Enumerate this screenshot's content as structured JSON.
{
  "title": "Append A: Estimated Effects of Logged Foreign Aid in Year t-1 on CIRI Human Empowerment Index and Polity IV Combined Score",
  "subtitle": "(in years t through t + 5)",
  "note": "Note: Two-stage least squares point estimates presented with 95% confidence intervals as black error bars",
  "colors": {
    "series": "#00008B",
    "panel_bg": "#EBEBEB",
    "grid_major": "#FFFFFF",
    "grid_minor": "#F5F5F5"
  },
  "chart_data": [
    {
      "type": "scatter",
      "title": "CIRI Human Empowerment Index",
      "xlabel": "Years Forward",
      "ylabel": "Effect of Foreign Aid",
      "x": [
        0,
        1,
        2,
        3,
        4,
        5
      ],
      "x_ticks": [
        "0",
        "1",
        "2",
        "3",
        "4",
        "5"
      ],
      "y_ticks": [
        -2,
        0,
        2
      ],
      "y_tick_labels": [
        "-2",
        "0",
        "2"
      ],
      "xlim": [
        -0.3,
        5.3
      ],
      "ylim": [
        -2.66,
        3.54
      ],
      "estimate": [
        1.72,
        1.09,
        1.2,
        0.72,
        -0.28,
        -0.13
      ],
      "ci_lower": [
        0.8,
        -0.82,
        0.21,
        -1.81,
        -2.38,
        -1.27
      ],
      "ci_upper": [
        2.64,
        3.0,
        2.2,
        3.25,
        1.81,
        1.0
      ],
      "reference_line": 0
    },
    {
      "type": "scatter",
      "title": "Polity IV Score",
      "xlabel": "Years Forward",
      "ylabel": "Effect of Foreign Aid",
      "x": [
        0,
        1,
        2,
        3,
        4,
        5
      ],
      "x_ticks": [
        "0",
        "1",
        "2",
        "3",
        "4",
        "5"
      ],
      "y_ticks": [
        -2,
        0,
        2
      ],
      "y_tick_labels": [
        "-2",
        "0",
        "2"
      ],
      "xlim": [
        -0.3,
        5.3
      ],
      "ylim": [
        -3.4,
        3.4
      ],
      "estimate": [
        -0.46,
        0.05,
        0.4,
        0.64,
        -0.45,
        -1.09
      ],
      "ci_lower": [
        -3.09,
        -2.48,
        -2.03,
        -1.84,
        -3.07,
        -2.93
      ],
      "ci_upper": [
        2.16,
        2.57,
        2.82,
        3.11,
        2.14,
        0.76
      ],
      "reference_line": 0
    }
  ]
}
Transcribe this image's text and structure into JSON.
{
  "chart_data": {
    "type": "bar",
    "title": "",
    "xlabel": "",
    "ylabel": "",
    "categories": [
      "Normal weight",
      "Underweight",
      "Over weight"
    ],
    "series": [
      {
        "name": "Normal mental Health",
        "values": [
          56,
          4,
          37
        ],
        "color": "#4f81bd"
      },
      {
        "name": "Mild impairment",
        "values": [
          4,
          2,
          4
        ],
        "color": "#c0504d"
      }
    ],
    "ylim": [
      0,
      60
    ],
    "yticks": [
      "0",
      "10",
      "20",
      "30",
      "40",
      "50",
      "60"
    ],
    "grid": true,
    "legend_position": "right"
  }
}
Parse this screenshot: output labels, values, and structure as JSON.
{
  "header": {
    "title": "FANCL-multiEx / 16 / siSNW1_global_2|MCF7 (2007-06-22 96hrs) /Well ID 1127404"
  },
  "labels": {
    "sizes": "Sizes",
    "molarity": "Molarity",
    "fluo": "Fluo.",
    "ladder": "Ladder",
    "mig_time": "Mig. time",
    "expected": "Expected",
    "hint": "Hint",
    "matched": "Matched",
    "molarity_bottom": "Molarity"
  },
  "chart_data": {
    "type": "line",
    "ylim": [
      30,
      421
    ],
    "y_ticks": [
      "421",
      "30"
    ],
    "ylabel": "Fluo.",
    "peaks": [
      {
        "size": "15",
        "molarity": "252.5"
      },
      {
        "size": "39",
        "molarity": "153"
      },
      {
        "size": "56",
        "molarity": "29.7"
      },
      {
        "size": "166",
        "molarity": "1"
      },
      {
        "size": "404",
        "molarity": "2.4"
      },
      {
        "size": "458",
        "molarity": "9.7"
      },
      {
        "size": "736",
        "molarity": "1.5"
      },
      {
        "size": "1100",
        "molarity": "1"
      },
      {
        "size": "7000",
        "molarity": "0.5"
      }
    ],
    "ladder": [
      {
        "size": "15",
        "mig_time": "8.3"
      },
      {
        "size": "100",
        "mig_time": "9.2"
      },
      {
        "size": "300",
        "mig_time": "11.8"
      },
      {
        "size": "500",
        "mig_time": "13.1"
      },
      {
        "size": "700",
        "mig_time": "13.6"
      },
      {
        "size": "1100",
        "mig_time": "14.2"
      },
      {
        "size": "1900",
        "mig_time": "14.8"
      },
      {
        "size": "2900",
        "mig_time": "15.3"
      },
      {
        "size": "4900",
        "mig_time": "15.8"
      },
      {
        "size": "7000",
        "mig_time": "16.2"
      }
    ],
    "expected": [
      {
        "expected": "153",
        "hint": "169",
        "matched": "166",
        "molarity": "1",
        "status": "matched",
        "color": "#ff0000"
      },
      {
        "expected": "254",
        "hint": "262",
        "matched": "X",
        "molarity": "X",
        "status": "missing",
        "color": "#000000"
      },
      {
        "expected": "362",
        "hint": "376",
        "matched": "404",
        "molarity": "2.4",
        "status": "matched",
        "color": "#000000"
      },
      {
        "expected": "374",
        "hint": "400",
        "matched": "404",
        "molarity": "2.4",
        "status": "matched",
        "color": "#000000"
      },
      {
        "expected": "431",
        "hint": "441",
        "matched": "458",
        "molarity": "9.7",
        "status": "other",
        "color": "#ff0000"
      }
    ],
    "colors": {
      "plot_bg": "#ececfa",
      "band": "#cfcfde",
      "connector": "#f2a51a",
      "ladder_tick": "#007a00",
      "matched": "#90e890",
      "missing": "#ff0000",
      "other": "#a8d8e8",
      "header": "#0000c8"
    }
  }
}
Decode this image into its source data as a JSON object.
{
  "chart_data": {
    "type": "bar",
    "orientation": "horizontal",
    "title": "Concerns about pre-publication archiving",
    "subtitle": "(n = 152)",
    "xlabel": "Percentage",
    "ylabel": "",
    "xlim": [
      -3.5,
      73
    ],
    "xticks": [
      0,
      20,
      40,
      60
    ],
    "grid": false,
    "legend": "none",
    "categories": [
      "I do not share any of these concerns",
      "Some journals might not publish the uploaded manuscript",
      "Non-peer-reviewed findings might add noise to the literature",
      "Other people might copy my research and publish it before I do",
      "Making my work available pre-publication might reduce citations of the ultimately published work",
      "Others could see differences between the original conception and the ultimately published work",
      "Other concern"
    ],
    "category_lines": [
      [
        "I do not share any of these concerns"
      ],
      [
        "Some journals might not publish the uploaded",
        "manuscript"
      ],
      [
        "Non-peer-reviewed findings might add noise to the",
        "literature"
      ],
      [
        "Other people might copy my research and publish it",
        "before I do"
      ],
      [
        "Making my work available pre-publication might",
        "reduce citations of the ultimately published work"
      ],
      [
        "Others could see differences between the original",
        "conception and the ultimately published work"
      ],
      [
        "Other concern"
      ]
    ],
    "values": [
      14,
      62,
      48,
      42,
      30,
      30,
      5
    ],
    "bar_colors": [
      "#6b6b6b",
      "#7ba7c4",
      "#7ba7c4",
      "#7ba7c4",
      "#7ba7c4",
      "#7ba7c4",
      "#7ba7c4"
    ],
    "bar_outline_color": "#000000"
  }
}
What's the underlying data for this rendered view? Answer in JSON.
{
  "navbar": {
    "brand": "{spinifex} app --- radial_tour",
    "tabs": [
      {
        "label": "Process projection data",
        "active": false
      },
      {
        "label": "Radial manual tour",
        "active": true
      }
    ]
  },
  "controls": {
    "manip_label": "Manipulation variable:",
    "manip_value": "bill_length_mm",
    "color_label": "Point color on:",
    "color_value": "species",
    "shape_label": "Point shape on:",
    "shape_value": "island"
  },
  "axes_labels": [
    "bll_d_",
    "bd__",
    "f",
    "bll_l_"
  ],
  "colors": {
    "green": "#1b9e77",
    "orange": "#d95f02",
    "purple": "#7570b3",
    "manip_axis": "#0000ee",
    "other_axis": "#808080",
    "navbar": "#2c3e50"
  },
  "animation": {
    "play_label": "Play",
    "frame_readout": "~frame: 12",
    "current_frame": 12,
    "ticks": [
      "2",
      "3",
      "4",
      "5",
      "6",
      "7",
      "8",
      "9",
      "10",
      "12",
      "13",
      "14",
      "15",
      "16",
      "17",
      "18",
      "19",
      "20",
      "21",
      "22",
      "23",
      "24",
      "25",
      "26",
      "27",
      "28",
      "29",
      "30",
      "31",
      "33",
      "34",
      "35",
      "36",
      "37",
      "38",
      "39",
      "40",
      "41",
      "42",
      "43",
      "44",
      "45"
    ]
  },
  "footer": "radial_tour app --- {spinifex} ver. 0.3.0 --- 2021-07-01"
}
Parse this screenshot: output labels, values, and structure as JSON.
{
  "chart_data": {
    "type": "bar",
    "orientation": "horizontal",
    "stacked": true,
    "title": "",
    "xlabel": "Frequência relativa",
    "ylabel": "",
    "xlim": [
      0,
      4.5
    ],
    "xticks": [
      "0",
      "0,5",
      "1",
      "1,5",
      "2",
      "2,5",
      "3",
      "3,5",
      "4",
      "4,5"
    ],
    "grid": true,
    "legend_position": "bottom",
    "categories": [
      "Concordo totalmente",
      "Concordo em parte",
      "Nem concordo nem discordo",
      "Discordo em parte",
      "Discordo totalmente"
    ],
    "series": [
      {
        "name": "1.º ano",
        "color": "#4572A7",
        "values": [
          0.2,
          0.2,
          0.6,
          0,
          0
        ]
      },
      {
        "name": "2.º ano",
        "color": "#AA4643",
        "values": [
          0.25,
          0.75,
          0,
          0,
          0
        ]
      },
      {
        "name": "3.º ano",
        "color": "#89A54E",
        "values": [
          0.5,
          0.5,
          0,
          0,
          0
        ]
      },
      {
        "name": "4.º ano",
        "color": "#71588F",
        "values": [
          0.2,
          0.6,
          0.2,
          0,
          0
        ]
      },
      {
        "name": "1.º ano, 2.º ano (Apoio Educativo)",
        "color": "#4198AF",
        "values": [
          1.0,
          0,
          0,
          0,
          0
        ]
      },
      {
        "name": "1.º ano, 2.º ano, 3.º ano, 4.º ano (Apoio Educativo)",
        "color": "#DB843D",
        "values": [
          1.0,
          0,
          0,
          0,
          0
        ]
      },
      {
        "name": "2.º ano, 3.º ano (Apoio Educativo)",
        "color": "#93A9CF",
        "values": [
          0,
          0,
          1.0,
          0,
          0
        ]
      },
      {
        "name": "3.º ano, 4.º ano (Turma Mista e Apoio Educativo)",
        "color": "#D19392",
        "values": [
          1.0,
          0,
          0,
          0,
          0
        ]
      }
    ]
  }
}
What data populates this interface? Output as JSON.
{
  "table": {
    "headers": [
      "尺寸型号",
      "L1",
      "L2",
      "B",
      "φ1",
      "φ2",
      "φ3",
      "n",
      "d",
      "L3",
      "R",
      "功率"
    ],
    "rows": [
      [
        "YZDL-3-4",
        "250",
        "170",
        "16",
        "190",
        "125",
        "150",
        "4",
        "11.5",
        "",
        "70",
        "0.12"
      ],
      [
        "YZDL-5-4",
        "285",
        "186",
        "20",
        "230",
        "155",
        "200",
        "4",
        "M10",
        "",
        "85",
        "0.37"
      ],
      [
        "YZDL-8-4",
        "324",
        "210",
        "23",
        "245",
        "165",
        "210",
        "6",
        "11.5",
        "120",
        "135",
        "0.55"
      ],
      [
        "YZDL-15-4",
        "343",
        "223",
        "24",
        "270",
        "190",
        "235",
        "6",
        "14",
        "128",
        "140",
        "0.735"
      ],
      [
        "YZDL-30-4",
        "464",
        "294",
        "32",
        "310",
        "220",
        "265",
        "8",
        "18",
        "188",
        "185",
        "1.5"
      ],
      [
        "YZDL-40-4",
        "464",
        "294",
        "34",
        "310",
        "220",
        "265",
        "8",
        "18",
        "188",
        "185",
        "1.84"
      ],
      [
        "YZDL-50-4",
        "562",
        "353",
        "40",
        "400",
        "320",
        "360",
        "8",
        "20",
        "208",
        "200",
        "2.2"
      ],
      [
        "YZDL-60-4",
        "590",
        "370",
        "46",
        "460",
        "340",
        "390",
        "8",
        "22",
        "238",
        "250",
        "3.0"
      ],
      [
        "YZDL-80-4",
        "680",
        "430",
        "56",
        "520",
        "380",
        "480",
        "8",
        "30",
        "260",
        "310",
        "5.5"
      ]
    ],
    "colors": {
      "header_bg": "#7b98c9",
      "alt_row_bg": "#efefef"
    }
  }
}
★ ★ ★
WHAT YOU WILL DO: Locate the lines above that hold the word "Apoio". Show every one of them.

FULL SOLUTION:
        "name": "1.º ano, 2.º ano (Apoio Educativo)",
        "name": "1.º ano, 2.º ano, 3.º ano, 4.º ano (Apoio Educativo)",
        "name": "2.º ano, 3.º ano (Apoio Educativo)",
        "name": "3.º ano, 4.º ano (Turma Mista e Apoio Educativo)",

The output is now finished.